## Task details
Your task is to filter the data below down to the lines holding "передача".

[start]

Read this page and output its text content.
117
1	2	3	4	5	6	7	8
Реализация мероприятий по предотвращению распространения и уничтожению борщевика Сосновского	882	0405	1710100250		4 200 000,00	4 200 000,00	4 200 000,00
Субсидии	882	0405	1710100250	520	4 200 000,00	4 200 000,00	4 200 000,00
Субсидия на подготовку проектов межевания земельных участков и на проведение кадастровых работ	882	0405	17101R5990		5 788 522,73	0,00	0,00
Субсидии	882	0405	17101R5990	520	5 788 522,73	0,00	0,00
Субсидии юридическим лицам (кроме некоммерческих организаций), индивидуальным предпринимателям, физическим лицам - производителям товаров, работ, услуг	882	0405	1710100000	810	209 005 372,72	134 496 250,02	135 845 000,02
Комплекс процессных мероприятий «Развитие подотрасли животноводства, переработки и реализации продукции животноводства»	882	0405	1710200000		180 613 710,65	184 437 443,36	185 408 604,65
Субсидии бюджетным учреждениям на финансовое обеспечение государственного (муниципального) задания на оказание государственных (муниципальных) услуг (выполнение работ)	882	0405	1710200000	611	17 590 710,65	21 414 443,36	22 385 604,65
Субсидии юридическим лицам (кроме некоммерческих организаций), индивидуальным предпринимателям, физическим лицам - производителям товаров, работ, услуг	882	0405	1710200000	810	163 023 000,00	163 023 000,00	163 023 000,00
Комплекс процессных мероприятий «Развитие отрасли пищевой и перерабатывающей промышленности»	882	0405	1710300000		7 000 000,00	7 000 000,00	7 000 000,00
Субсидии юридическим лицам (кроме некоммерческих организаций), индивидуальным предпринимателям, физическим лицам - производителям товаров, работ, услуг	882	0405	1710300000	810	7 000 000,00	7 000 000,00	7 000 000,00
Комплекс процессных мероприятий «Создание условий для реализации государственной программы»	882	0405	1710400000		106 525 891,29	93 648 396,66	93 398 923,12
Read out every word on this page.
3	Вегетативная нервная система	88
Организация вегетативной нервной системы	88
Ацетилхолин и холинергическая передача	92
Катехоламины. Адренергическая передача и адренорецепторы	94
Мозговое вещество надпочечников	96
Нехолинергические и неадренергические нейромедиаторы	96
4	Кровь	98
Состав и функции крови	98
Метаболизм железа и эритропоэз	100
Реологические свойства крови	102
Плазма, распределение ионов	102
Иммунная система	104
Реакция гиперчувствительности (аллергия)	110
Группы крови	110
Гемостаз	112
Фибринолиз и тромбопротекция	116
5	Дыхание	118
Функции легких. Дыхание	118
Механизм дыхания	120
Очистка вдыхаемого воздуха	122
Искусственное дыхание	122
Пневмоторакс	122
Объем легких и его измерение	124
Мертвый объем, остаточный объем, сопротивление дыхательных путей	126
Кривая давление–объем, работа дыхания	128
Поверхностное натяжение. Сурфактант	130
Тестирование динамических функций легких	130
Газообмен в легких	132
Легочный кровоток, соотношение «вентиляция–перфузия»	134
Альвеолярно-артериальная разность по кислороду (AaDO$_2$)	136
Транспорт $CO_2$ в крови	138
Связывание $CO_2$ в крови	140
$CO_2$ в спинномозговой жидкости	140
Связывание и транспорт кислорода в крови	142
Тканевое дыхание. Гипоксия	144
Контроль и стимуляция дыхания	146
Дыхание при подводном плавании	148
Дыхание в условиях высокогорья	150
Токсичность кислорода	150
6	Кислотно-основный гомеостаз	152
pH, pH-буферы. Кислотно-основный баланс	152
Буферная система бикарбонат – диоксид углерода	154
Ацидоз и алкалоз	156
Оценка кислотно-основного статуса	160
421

[end]

## Expected output
Ацетилхолин и холинергическая передача	92
Катехоламины. Адренергическая передача и адренорецепторы	94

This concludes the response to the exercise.